> [Your task]:
Copy all records verbatim.

-------

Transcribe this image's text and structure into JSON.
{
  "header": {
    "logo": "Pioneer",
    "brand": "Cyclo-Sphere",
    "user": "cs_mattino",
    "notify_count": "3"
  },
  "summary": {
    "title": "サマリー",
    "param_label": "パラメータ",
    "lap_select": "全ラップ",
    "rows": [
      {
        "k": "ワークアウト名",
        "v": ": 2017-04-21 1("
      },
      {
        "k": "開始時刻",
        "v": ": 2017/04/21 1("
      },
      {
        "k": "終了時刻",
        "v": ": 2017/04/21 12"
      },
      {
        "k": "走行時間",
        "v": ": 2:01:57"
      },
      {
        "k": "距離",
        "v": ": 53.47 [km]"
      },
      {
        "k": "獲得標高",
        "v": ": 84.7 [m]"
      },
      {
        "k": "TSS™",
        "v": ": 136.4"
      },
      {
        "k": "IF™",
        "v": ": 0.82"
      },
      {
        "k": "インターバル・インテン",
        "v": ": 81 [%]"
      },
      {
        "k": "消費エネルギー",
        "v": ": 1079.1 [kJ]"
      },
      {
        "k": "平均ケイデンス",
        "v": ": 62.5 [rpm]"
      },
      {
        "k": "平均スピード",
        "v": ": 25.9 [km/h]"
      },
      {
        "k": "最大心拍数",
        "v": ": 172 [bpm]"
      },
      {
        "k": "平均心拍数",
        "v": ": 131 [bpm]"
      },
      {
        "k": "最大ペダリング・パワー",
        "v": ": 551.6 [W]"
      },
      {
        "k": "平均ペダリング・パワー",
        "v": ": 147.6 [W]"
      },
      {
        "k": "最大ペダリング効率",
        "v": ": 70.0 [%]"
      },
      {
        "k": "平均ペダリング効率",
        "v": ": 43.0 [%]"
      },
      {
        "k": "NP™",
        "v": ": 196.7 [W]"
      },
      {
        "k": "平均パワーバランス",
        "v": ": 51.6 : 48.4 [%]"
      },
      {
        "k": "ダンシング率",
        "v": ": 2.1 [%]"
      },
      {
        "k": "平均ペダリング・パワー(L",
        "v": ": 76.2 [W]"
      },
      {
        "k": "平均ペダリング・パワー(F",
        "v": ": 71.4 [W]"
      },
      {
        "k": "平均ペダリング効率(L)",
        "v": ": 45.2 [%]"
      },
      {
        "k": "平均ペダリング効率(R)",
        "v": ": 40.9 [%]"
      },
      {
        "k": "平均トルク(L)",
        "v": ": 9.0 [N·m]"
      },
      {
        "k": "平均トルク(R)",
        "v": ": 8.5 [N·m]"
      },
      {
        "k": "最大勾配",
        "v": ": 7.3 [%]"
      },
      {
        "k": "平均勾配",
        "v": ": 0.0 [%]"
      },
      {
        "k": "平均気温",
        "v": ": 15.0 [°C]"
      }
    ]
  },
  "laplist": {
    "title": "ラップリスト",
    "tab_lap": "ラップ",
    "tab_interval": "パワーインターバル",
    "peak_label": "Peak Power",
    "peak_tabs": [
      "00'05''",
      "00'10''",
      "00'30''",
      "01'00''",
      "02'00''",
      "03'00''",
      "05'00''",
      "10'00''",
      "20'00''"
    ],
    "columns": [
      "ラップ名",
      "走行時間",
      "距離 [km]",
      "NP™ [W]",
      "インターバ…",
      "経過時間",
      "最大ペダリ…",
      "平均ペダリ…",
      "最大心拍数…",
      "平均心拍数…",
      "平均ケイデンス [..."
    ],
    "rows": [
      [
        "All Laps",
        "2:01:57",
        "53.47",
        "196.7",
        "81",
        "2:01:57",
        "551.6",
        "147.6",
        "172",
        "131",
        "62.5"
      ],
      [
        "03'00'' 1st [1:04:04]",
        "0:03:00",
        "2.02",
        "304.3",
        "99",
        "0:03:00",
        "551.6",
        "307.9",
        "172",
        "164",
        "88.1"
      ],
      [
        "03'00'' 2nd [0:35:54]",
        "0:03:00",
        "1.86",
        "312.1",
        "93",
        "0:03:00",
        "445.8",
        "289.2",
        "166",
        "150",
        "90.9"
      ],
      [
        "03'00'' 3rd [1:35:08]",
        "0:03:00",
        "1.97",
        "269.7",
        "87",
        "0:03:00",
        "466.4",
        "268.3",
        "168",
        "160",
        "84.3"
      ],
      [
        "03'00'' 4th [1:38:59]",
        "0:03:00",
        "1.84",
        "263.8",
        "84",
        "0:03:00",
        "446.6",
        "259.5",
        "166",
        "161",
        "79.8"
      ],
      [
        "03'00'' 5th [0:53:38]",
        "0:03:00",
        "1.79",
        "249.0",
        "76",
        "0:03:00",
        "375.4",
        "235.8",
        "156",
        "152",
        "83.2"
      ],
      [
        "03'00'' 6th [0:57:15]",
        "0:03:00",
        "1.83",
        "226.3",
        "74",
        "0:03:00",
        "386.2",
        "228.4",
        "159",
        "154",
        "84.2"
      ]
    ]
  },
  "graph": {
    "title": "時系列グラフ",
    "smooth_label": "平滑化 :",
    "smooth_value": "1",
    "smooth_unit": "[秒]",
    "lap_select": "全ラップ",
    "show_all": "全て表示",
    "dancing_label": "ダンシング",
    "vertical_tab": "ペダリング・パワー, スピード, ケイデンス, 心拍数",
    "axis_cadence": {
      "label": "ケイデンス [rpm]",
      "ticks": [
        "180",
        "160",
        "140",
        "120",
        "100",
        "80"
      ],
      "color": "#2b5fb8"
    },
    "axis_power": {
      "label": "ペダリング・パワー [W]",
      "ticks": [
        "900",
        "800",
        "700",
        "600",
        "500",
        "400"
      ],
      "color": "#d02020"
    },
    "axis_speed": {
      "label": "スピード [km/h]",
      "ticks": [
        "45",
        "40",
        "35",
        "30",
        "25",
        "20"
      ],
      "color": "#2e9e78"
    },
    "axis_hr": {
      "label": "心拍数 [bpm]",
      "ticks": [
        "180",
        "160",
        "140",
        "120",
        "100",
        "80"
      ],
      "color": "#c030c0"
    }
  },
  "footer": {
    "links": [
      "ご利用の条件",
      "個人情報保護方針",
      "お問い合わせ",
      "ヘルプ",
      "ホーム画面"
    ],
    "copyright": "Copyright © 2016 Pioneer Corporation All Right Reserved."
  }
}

-------

> [Full answer]:
Transcribe this image's text and structure into JSON.
{
  "header": {
    "logo": "Pioneer",
    "brand": "Cyclo-Sphere",
    "user": "cs_mattino",
    "notify_count": "3"
  },
  "summary": {
    "title": "サマリー",
    "param_label": "パラメータ",
    "lap_select": "全ラップ",
    "rows": [
      {
        "k": "ワークアウト名",
        "v": ": 2017-04-21 1("
      },
      {
        "k": "開始時刻",
        "v": ": 2017/04/21 1("
      },
      {
        "k": "終了時刻",
        "v": ": 2017/04/21 12"
      },
      {
        "k": "走行時間",
        "v": ": 2:01:57"
      },
      {
        "k": "距離",
        "v": ": 53.47 [km]"
      },
      {
        "k": "獲得標高",
        "v": ": 84.7 [m]"
      },
      {
        "k": "TSS™",
        "v": ": 136.4"
      },
      {
        "k": "IF™",
        "v": ": 0.82"
      },
      {
        "k": "インターバル・インテン",
        "v": ": 81 [%]"
      },
      {
        "k": "消費エネルギー",
        "v": ": 1079.1 [kJ]"
      },
      {
        "k": "平均ケイデンス",
        "v": ": 62.5 [rpm]"
      },
      {
        "k": "平均スピード",
        "v": ": 25.9 [km/h]"
      },
      {
        "k": "最大心拍数",
        "v": ": 172 [bpm]"
      },
      {
        "k": "平均心拍数",
        "v": ": 131 [bpm]"
      },
      {
        "k": "最大ペダリング・パワー",
        "v": ": 551.6 [W]"
      },
      {
        "k": "平均ペダリング・パワー",
        "v": ": 147.6 [W]"
      },
      {
        "k": "最大ペダリング効率",
        "v": ": 70.0 [%]"
      },
      {
        "k": "平均ペダリング効率",
        "v": ": 43.0 [%]"
      },
      {
        "k": "NP™",
        "v": ": 196.7 [W]"
      },
      {
        "k": "平均パワーバランス",
        "v": ": 51.6 : 48.4 [%]"
      },
      {
        "k": "ダンシング率",
        "v": ": 2.1 [%]"
      },
      {
        "k": "平均ペダリング・パワー(L",
        "v": ": 76.2 [W]"
      },
      {
        "k": "平均ペダリング・パワー(F",
        "v": ": 71.4 [W]"
      },
      {
        "k": "平均ペダリング効率(L)",
        "v": ": 45.2 [%]"
      },
      {
        "k": "平均ペダリング効率(R)",
        "v": ": 40.9 [%]"
      },
      {
        "k": "平均トルク(L)",
        "v": ": 9.0 [N·m]"
      },
      {
        "k": "平均トルク(R)",
        "v": ": 8.5 [N·m]"
      },
      {
        "k": "最大勾配",
        "v": ": 7.3 [%]"
      },
      {
        "k": "平均勾配",
        "v": ": 0.0 [%]"
      },
      {
        "k": "平均気温",
        "v": ": 15.0 [°C]"
      }
    ]
  },
  "laplist": {
    "title": "ラップリスト",
    "tab_lap": "ラップ",
    "tab_interval": "パワーインターバル",
    "peak_label": "Peak Power",
    "peak_tabs": [
      "00'05''",
      "00'10''",
      "00'30''",
      "01'00''",
      "02'00''",
      "03'00''",
      "05'00''",
      "10'00''",
      "20'00''"
    ],
    "columns": [
      "ラップ名",
      "走行時間",
      "距離 [km]",
      "NP™ [W]",
      "インターバ…",
      "経過時間",
      "最大ペダリ…",
      "平均ペダリ…",
      "最大心拍数…",
      "平均心拍数…",
      "平均ケイデンス [..."
    ],
    "rows": [
      [
        "All Laps",
        "2:01:57",
        "53.47",
        "196.7",
        "81",
        "2:01:57",
        "551.6",
        "147.6",
        "172",
        "131",
        "62.5"
      ],
      [
        "03'00'' 1st [1:04:04]",
        "0:03:00",
        "2.02",
        "304.3",
        "99",
        "0:03:00",
        "551.6",
        "307.9",
        "172",
        "164",
        "88.1"
      ],
      [
        "03'00'' 2nd [0:35:54]",
        "0:03:00",
        "1.86",
        "312.1",
        "93",
        "0:03:00",
        "445.8",
        "289.2",
        "166",
        "150",
        "90.9"
      ],
      [
        "03'00'' 3rd [1:35:08]",
        "0:03:00",
        "1.97",
        "269.7",
        "87",
        "0:03:00",
        "466.4",
        "268.3",
        "168",
        "160",
        "84.3"
      ],
      [
        "03'00'' 4th [1:38:59]",
        "0:03:00",
        "1.84",
        "263.8",
        "84",
        "0:03:00",
        "446.6",
        "259.5",
        "166",
        "161",
        "79.8"
      ],
      [
        "03'00'' 5th [0:53:38]",
        "0:03:00",
        "1.79",
        "249.0",
        "76",
        "0:03:00",
        "375.4",
        "235.8",
        "156",
        "152",
        "83.2"
      ],
      [
        "03'00'' 6th [0:57:15]",
        "0:03:00",
        "1.83",
        "226.3",
        "74",
        "0:03:00",
        "386.2",
        "228.4",
        "159",
        "154",
        "84.2"
      ]
    ]
  },
  "graph": {
    "title": "時系列グラフ",
    "smooth_label": "平滑化 :",
    "smooth_value": "1",
    "smooth_unit": "[秒]",
    "lap_select": "全ラップ",
    "show_all": "全て表示",
    "dancing_label": "ダンシング",
    "vertical_tab": "ペダリング・パワー, スピード, ケイデンス, 心拍数",
    "axis_cadence": {
      "label": "ケイデンス [rpm]",
      "ticks": [
        "180",
        "160",
        "140",
        "120",
        "100",
        "80"
      ],
      "color": "#2b5fb8"
    },
    "axis_power": {
      "label": "ペダリング・パワー [W]",
      "ticks": [
        "900",
        "800",
        "700",
        "600",
        "500",
        "400"
      ],
      "color": "#d02020"
    },
    "axis_speed": {
      "label": "スピード [km/h]",
      "ticks": [
        "45",
        "40",
        "35",
        "30",
        "25",
        "20"
      ],
      "color": "#2e9e78"
    },
    "axis_hr": {
      "label": "心拍数 [bpm]",
      "ticks": [
        "180",
        "160",
        "140",
        "120",
        "100",
        "80"
      ],
      "color": "#c030c0"
    }
  },
  "footer": {
    "links": [
      "ご利用の条件",
      "個人情報保護方針",
      "お問い合わせ",
      "ヘルプ",
      "ホーム画面"
    ],
    "copyright": "Copyright © 2016 Pioneer Corporation All Right Reserved."
  }
}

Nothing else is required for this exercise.